# GIVEN INSTRUCTION
Rewrite the material below, changing every "Description with numbered items" to "Text with reference numerals" and leaving everything else as it is.

┌────────

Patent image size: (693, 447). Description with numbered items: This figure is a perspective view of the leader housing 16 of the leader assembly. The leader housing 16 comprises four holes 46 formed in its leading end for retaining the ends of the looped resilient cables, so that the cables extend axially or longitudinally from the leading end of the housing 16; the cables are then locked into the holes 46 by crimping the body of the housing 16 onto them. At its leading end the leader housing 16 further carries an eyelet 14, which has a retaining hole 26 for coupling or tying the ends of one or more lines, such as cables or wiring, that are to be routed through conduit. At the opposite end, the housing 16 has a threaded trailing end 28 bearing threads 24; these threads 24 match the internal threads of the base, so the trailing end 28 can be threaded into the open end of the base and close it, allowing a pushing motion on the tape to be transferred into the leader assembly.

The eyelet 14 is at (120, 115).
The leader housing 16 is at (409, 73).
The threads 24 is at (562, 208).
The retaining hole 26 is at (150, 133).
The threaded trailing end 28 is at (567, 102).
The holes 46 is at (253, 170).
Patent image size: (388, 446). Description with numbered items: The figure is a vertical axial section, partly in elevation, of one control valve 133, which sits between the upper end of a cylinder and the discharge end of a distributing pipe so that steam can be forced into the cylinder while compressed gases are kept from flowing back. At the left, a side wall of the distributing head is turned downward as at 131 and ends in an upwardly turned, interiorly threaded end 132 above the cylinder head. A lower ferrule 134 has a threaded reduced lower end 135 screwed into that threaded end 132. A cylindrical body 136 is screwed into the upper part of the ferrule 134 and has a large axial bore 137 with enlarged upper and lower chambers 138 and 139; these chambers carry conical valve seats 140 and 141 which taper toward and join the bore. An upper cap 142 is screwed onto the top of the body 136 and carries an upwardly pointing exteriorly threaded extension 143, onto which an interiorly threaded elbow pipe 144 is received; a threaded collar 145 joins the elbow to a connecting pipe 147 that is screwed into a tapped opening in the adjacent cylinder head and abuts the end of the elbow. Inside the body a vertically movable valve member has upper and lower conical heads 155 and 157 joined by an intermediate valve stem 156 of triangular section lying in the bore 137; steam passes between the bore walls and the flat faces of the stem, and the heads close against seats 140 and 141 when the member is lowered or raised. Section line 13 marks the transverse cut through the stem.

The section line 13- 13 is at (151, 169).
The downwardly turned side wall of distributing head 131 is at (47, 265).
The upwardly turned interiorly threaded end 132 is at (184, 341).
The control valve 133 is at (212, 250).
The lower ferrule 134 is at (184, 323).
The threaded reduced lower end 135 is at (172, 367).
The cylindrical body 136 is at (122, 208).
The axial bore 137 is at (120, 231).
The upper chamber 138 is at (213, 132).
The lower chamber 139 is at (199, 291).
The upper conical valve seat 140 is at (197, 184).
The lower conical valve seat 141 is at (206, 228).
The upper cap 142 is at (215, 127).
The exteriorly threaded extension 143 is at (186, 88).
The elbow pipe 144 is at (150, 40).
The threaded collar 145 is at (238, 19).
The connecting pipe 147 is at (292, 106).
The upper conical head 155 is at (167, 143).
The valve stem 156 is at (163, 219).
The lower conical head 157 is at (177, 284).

└────────

# EXERCISE ANSWER
Patent image size: (693, 447). Text with reference numerals: This figure is a perspective view of the leader housing 16 of the leader assembly. The leader housing 16 comprises four holes 46 formed in its leading end for retaining the ends of the looped resilient cables, so that the cables extend axially or longitudinally from the leading end of the housing 16; the cables are then locked into the holes 46 by crimping the body of the housing 16 onto them. At its leading end the leader housing 16 further carries an eyelet 14, which has a retaining hole 26 for coupling or tying the ends of one or more lines, such as cables or wiring, that are to be routed through conduit. At the opposite end, the housing 16 has a threaded trailing end 28 bearing threads 24; these threads 24 match the internal threads of the base, so the trailing end 28 can be threaded into the open end of the base and close it, allowing a pushing motion on the tape to be transferred into the leader assembly.

The eyelet 14 is at (120, 115).
The leader housing 16 is at (409, 73).
The threads 24 is at (562, 208).
The retaining hole 26 is at (150, 133).
The threaded trailing end 28 is at (567, 102).
The holes 46 is at (253, 170).
Patent image size: (388, 446). Text with reference numerals: The figure is a vertical axial section, partly in elevation, of one control valve 133, which sits between the upper end of a cylinder and the discharge end of a distributing pipe so that steam can be forced into the cylinder while compressed gases are kept from flowing back. At the left, a side wall of the distributing head is turned downward as at 131 and ends in an upwardly turned, interiorly threaded end 132 above the cylinder head. A lower ferrule 134 has a threaded reduced lower end 135 screwed into that threaded end 132. A cylindrical body 136 is screwed into the upper part of the ferrule 134 and has a large axial bore 137 with enlarged upper and lower chambers 138 and 139; these chambers carry conical valve seats 140 and 141 which taper toward and join the bore. An upper cap 142 is screwed onto the top of the body 136 and carries an upwardly pointing exteriorly threaded extension 143, onto which an interiorly threaded elbow pipe 144 is received; a threaded collar 145 joins the elbow to a connecting pipe 147 that is screwed into a tapped opening in the adjacent cylinder head and abuts the end of the elbow. Inside the body a vertically movable valve member has upper and lower conical heads 155 and 157 joined by an intermediate valve stem 156 of triangular section lying in the bore 137; steam passes between the bore walls and the flat faces of the stem, and the heads close against seats 140 and 141 when the member is lowered or raised. Section line 13 marks the transverse cut through the stem.

The section line 13- 13 is at (151, 169).
The downwardly turned side wall of distributing head 131 is at (47, 265).
The upwardly turned interiorly threaded end 132 is at (184, 341).
The control valve 133 is at (212, 250).
The lower ferrule 134 is at (184, 323).
The threaded reduced lower end 135 is at (172, 367).
The cylindrical body 136 is at (122, 208).
The axial bore 137 is at (120, 231).
The upper chamber 138 is at (213, 132).
The lower chamber 139 is at (199, 291).
The upper conical valve seat 140 is at (197, 184).
The lower conical valve seat 141 is at (206, 228).
The upper cap 142 is at (215, 127).
The exteriorly threaded extension 143 is at (186, 88).
The elbow pipe 144 is at (150, 40).
The threaded collar 145 is at (238, 19).
The connecting pipe 147 is at (292, 106).
The upper conical head 155 is at (167, 143).
The valve stem 156 is at (163, 219).
The lower conical head 157 is at (177, 284).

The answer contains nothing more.